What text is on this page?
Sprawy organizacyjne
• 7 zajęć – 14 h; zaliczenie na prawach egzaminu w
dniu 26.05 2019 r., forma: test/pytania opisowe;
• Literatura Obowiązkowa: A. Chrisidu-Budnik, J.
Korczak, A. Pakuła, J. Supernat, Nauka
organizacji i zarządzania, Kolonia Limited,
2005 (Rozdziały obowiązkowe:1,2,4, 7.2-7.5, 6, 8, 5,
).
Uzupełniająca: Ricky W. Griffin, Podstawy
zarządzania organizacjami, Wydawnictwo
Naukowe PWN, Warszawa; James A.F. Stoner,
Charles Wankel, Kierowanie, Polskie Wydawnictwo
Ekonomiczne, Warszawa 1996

......

WHAT YOU WILL DO: Gather all lines with the string "zarządzania" from the data.

RESULT OF THE EXERCISE:
organizacji i zarządzania, Kolonia Limited,
zarządzania organizacjami, Wydawnictwo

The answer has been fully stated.